-- START OF LISTED ENTRIES --

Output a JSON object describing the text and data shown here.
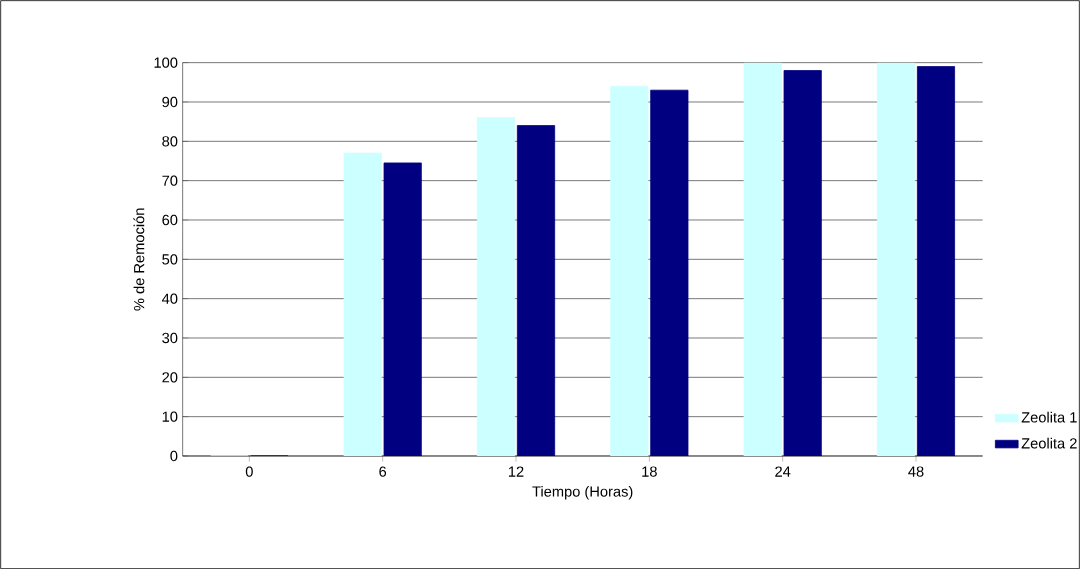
{
  "chart_data": {
    "type": "bar",
    "xlabel": "Tiempo (Horas)",
    "ylabel": "% de Remoción",
    "categories": [
      "0",
      "6",
      "12",
      "18",
      "24",
      "48"
    ],
    "series": [
      {
        "name": "Zeolita 1",
        "color": "#ccffff",
        "values": [
          0,
          77,
          86,
          94,
          100,
          100
        ]
      },
      {
        "name": "Zeolita 2",
        "color": "#000080",
        "values": [
          0,
          74.5,
          84,
          93,
          98,
          99
        ]
      }
    ],
    "ylim": [
      0,
      100
    ],
    "yticks": [
      0,
      10,
      20,
      30,
      40,
      50,
      60,
      70,
      80,
      90,
      100
    ],
    "grid": "y",
    "legend": "right"
  }
}
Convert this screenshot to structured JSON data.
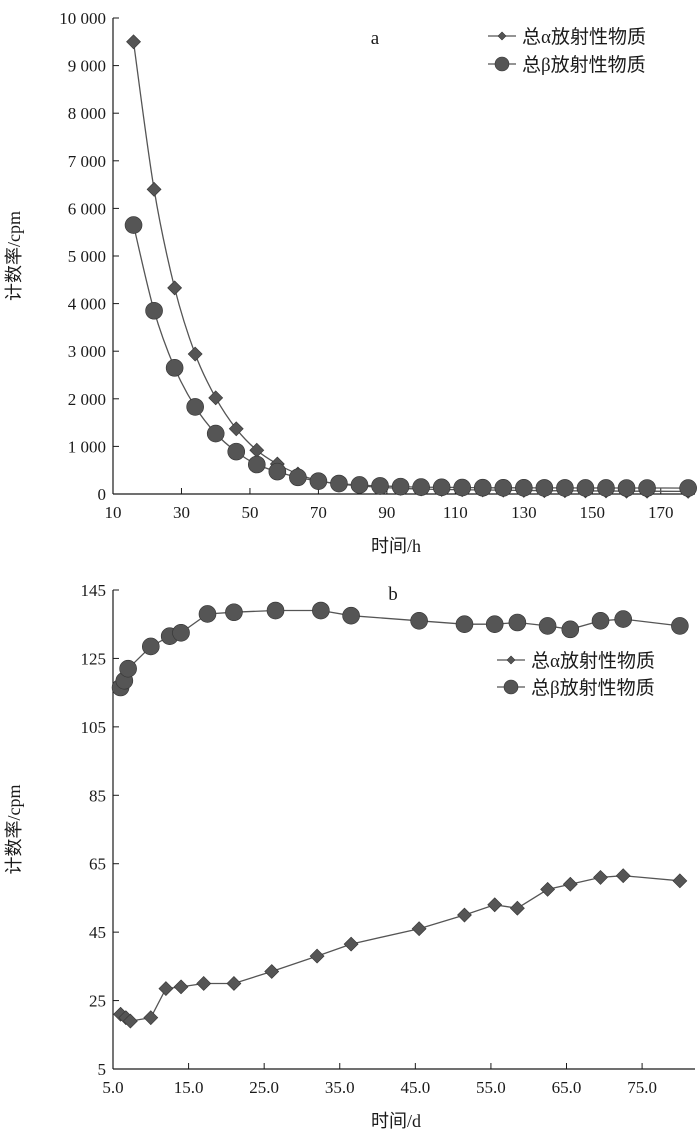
{
  "colors": {
    "series": "#555555",
    "axis": "#1a1a1a",
    "background": "#ffffff"
  },
  "chart_data": [
    {
      "type": "line",
      "panel_label": "a",
      "xlabel": "时间/h",
      "ylabel": "计数率/cpm",
      "xlim": [
        10,
        180
      ],
      "ylim": [
        0,
        10000
      ],
      "x_ticks": [
        10,
        30,
        50,
        70,
        90,
        110,
        130,
        150,
        170
      ],
      "x_tick_labels": [
        "10",
        "30",
        "50",
        "70",
        "90",
        "110",
        "130",
        "150",
        "170"
      ],
      "y_ticks": [
        0,
        1000,
        2000,
        3000,
        4000,
        5000,
        6000,
        7000,
        8000,
        9000,
        10000
      ],
      "y_tick_labels": [
        "0",
        "1 000",
        "2 000",
        "3 000",
        "4 000",
        "5 000",
        "6 000",
        "7 000",
        "8 000",
        "9 000",
        "10 000"
      ],
      "grid": false,
      "legend_position": "top-right",
      "series": [
        {
          "name": "总α放射性物质",
          "marker": "diamond",
          "x": [
            16,
            22,
            28,
            34,
            40,
            46,
            52,
            58,
            64,
            70,
            76,
            82,
            88,
            94,
            100,
            106,
            112,
            118,
            124,
            130,
            136,
            142,
            148,
            154,
            160,
            166,
            178
          ],
          "y": [
            9500,
            6400,
            4330,
            2940,
            2020,
            1370,
            920,
            630,
            420,
            280,
            210,
            170,
            140,
            120,
            105,
            95,
            90,
            85,
            80,
            75,
            70,
            68,
            65,
            63,
            60,
            58,
            55
          ]
        },
        {
          "name": "总β放射性物质",
          "marker": "circle",
          "x": [
            16,
            22,
            28,
            34,
            40,
            46,
            52,
            58,
            64,
            70,
            76,
            82,
            88,
            94,
            100,
            106,
            112,
            118,
            124,
            130,
            136,
            142,
            148,
            154,
            160,
            166,
            178
          ],
          "y": [
            5650,
            3850,
            2650,
            1830,
            1270,
            890,
            620,
            470,
            350,
            270,
            220,
            190,
            170,
            155,
            145,
            140,
            135,
            132,
            130,
            130,
            128,
            128,
            127,
            127,
            126,
            126,
            125
          ]
        }
      ]
    },
    {
      "type": "line",
      "panel_label": "b",
      "xlabel": "时间/d",
      "ylabel": "计数率/cpm",
      "xlim": [
        5,
        82
      ],
      "ylim": [
        5,
        145
      ],
      "x_ticks": [
        5,
        15,
        25,
        35,
        45,
        55,
        65,
        75
      ],
      "x_tick_labels": [
        "5.0",
        "15.0",
        "25.0",
        "35.0",
        "45.0",
        "55.0",
        "65.0",
        "75.0"
      ],
      "y_ticks": [
        5,
        25,
        45,
        65,
        85,
        105,
        125,
        145
      ],
      "y_tick_labels": [
        "5",
        "25",
        "45",
        "65",
        "85",
        "105",
        "125",
        "145"
      ],
      "grid": false,
      "legend_position": "upper-right",
      "series": [
        {
          "name": "总α放射性物质",
          "marker": "diamond",
          "x": [
            6,
            6.7,
            7.3,
            10,
            12,
            14,
            17,
            21,
            26,
            32,
            36.5,
            45.5,
            51.5,
            55.5,
            58.5,
            62.5,
            65.5,
            69.5,
            72.5,
            80
          ],
          "y": [
            21,
            20,
            19,
            20,
            28.5,
            29,
            30,
            30,
            33.5,
            38,
            41.5,
            46,
            50,
            53,
            52,
            57.5,
            59,
            61,
            61.5,
            60
          ]
        },
        {
          "name": "总β放射性物质",
          "marker": "circle",
          "x": [
            6,
            6.5,
            7,
            10,
            12.5,
            14,
            17.5,
            21,
            26.5,
            32.5,
            36.5,
            45.5,
            51.5,
            55.5,
            58.5,
            62.5,
            65.5,
            69.5,
            72.5,
            80
          ],
          "y": [
            116.5,
            118.5,
            122,
            128.5,
            131.5,
            132.5,
            138,
            138.5,
            139,
            139,
            137.5,
            136,
            135,
            135,
            135.5,
            134.5,
            133.5,
            136,
            136.5,
            134.5
          ]
        }
      ]
    }
  ]
}
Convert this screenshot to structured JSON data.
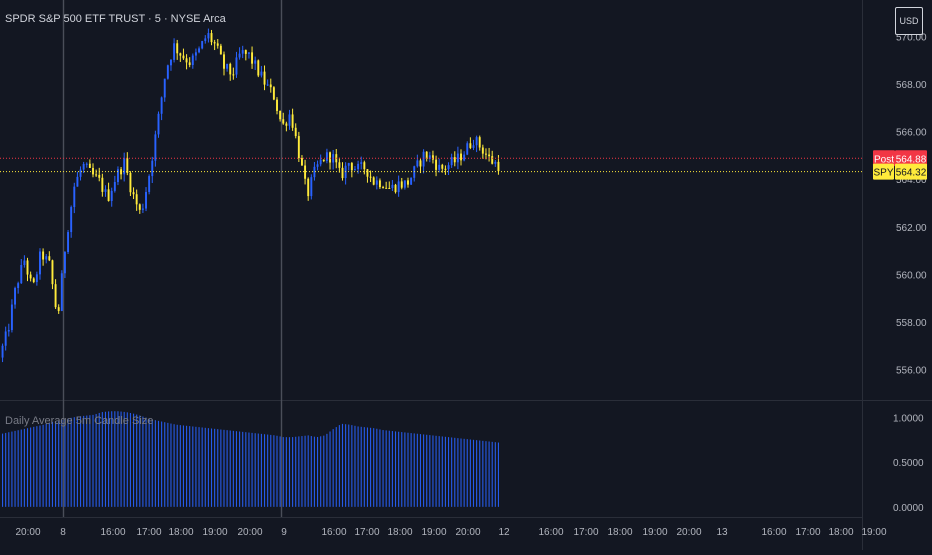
{
  "header": {
    "title": "SPDR S&P 500 ETF TRUST · 5 · NYSE Arca",
    "currency": "USD"
  },
  "indicator": {
    "label": "Daily Average 5m Candle Size"
  },
  "colors": {
    "background": "#131722",
    "up": "#2962ff",
    "down": "#ffeb3b",
    "post_line": "#f23645",
    "last_line": "#ffeb3b",
    "histogram": "#2962ff",
    "axis_text": "#b2b5be",
    "separator": "#787b86"
  },
  "price_badges": [
    {
      "tag": "Post",
      "value": "564.88",
      "price": 564.88,
      "tag_bg": "#f23645",
      "tag_fg": "#ffffff",
      "value_bg": "#f23645",
      "value_fg": "#ffffff"
    },
    {
      "tag": "SPY",
      "value": "564.32",
      "price": 564.32,
      "tag_bg": "#ffeb3b",
      "tag_fg": "#131722",
      "value_bg": "#ffeb3b",
      "value_fg": "#131722"
    }
  ],
  "chart_data": [
    {
      "type": "candlestick",
      "title": "SPDR S&P 500 ETF TRUST · 5 · NYSE Arca",
      "ylim": [
        554.8,
        571.2
      ],
      "yticks": [
        "556.00",
        "558.00",
        "560.00",
        "562.00",
        "564.00",
        "566.00",
        "568.00",
        "570.00"
      ],
      "ytick_values": [
        556,
        558,
        560,
        562,
        564,
        566,
        568,
        570
      ],
      "x_ticks": [
        "20:00",
        "8",
        "16:00",
        "17:00",
        "18:00",
        "19:00",
        "20:00",
        "9",
        "16:00",
        "17:00",
        "18:00",
        "19:00",
        "20:00",
        "12",
        "16:00",
        "17:00",
        "18:00",
        "19:00",
        "20:00",
        "13",
        "16:00",
        "17:00",
        "18:00",
        "19:00"
      ],
      "series": [
        {
          "name": "SPY",
          "path": [
            556.5,
            557.6,
            559.5,
            560.6,
            559.3,
            560.9,
            560.4,
            558.1,
            561.5,
            563.7,
            564.6,
            564.2,
            563.9,
            563.2,
            564.1,
            564.7,
            563.4,
            562.5,
            564.2,
            566.3,
            568.6,
            569.6,
            569.2,
            568.9,
            569.4,
            570.1,
            569.6,
            568.7,
            568.4,
            569.3,
            569.2,
            568.6,
            568.0,
            567.5,
            566.2,
            566.8,
            565.1,
            563.3,
            564.4,
            564.9,
            565.0,
            564.1,
            564.7,
            564.4,
            564.5,
            563.9,
            563.9,
            563.6,
            563.8,
            563.8,
            564.4,
            565.0,
            564.9,
            564.4,
            564.6,
            564.8,
            565.2,
            565.7,
            565.3,
            564.8,
            564.6
          ]
        }
      ],
      "last_price": 564.32,
      "post_price": 564.88
    },
    {
      "type": "bar",
      "title": "Daily Average 5m Candle Size",
      "ylim": [
        -0.08,
        1.14
      ],
      "yticks": [
        "1.0000",
        "0.5000",
        "0.0000"
      ],
      "ytick_values": [
        1.0,
        0.5,
        0.0
      ],
      "series": [
        {
          "name": "Daily Average 5m Candle Size",
          "path": [
            0.82,
            0.84,
            0.86,
            0.88,
            0.9,
            0.92,
            0.95,
            0.97,
            0.99,
            1.01,
            1.02,
            1.03,
            1.06,
            1.07,
            1.07,
            1.06,
            1.04,
            1.01,
            0.98,
            0.96,
            0.94,
            0.92,
            0.91,
            0.9,
            0.89,
            0.88,
            0.87,
            0.86,
            0.85,
            0.84,
            0.83,
            0.82,
            0.81,
            0.8,
            0.78,
            0.78,
            0.79,
            0.8,
            0.78,
            0.8,
            0.87,
            0.93,
            0.92,
            0.9,
            0.89,
            0.88,
            0.86,
            0.85,
            0.84,
            0.83,
            0.82,
            0.81,
            0.8,
            0.79,
            0.78,
            0.77,
            0.76,
            0.75,
            0.74,
            0.73,
            0.72
          ]
        }
      ]
    }
  ]
}
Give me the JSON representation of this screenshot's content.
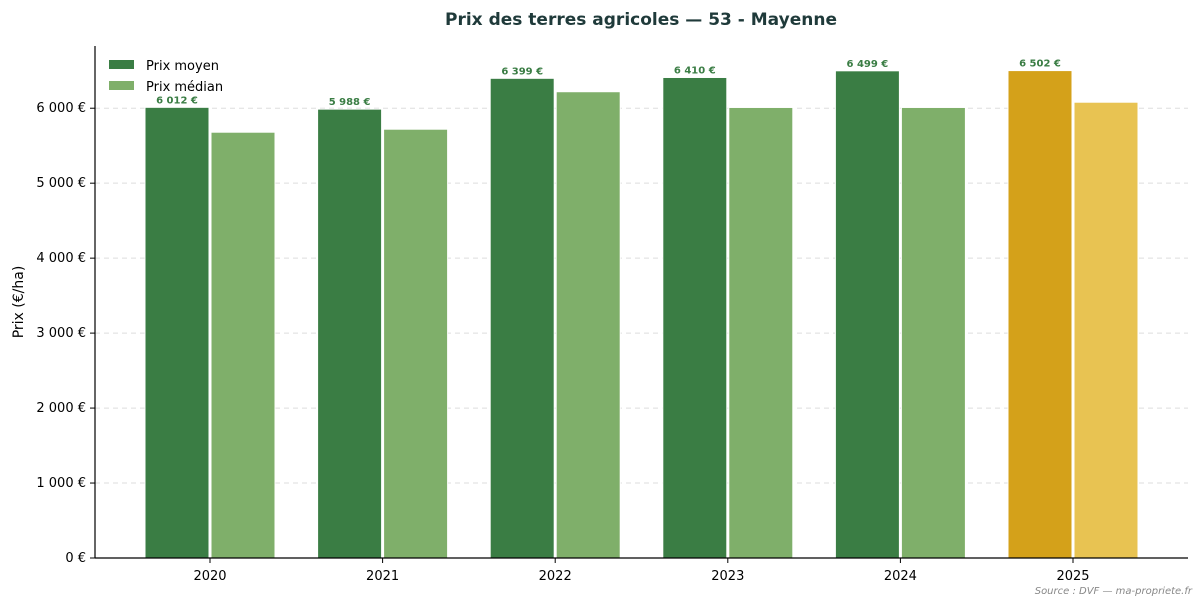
{
  "chart_data": {
    "type": "bar",
    "title": "Prix des terres agricoles — 53 - Mayenne",
    "ylabel": "Prix (€/ha)",
    "xlabel": "",
    "categories": [
      "2020",
      "2021",
      "2022",
      "2023",
      "2024",
      "2025"
    ],
    "series": [
      {
        "name": "Prix moyen",
        "values": [
          6012,
          5988,
          6399,
          6410,
          6499,
          6502
        ],
        "value_labels": [
          "6 012 €",
          "5 988 €",
          "6 399 €",
          "6 410 €",
          "6 499 €",
          "6 502 €"
        ],
        "color": "#3a7d44"
      },
      {
        "name": "Prix médian",
        "values": [
          5680,
          5720,
          6220,
          6010,
          6010,
          6080
        ],
        "color": "#7faf6a"
      }
    ],
    "highlight": {
      "category": "2025",
      "colors": [
        "#d4a11a",
        "#e8c352"
      ]
    },
    "ylim": [
      0,
      6830
    ],
    "yticks": [
      0,
      1000,
      2000,
      3000,
      4000,
      5000,
      6000
    ],
    "ytick_labels": [
      "0 €",
      "1 000 €",
      "2 000 €",
      "3 000 €",
      "4 000 €",
      "5 000 €",
      "6 000 €"
    ],
    "grid": true,
    "legend_position": "top-left",
    "source": "Source : DVF — ma-propriete.fr",
    "colors": {
      "title": "#1f3a3a",
      "grid": "#dddddd",
      "axis": "#000000",
      "source": "#888888"
    }
  }
}
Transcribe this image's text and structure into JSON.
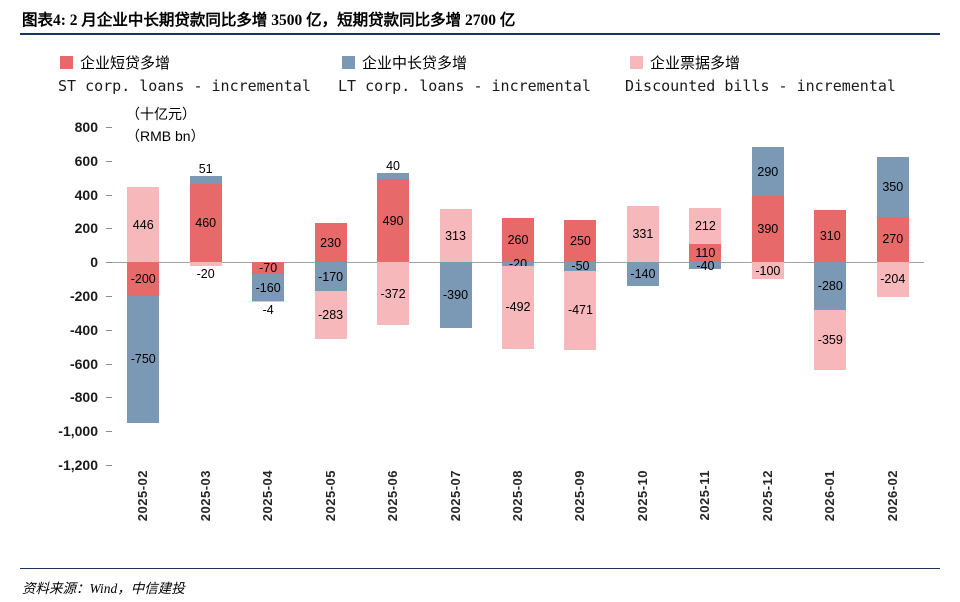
{
  "header": {
    "title": "图表4:  2 月企业中长期贷款同比多增 3500 亿，短期贷款同比多增 2700 亿"
  },
  "footer": {
    "source": "资料来源：Wind，中信建投"
  },
  "chart_data": {
    "type": "stacked-bar",
    "unit_cn": "（十亿元）",
    "unit_en": "（RMB bn）",
    "legend_position": "top",
    "grid": "off",
    "y_axis": {
      "min": -1200,
      "max": 800,
      "tick_step": 200,
      "tick_labels": [
        "800",
        "600",
        "400",
        "200",
        "0",
        "-200",
        "-400",
        "-600",
        "-800",
        "-1,000",
        "-1,200"
      ]
    },
    "zero_line_color": "#a3a3a3",
    "categories": [
      "2025-02",
      "2025-03",
      "2025-04",
      "2025-05",
      "2025-06",
      "2025-07",
      "2025-08",
      "2025-09",
      "2025-10",
      "2025-11",
      "2025-12",
      "2026-01",
      "2026-02"
    ],
    "series": [
      {
        "name": "企业短贷多增",
        "name_en": "ST corp. loans - incremental",
        "color": "#e8696a",
        "values": [
          -200,
          460,
          -70,
          230,
          490,
          0,
          260,
          250,
          null,
          110,
          390,
          310,
          270
        ],
        "labels": [
          "-200",
          "460",
          "-70",
          "230",
          "490",
          "-",
          "260",
          "250",
          null,
          "110",
          "390",
          "310",
          "270"
        ]
      },
      {
        "name": "企业中长贷多增",
        "name_en": "LT corp. loans - incremental",
        "color": "#7b99b5",
        "values": [
          -750,
          51,
          -160,
          -170,
          40,
          -390,
          -20,
          -50,
          -140,
          -40,
          290,
          -280,
          350
        ],
        "labels": [
          "-750",
          "51",
          "-160",
          "-170",
          "40",
          "-390",
          "-20",
          "-50",
          "-140",
          "-40",
          "290",
          "-280",
          "350"
        ]
      },
      {
        "name": "企业票据多增",
        "name_en": "Discounted bills - incremental",
        "color": "#f6b8ba",
        "values": [
          446,
          -20,
          -4,
          -283,
          -372,
          313,
          -492,
          -471,
          331,
          212,
          -100,
          -359,
          -204
        ],
        "labels": [
          "446",
          "-20",
          "-4",
          "-283",
          "-372",
          "313",
          "-492",
          "-471",
          "331",
          "212",
          "-100",
          "-359",
          "-204"
        ]
      }
    ]
  },
  "theme": {
    "rule_color": "#16365c",
    "red": "#e8696a",
    "blue": "#7b99b5",
    "pink": "#f6b8ba"
  }
}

-- END OF LISTED ENTRIES --

# PROBLEM TO SOLVE:
Pull every line containing "corp" out of the data above.

# SOLUTION FOR THIS TASK:
        "name_en": "ST corp. loans - incremental",
        "name_en": "LT corp. loans - incremental",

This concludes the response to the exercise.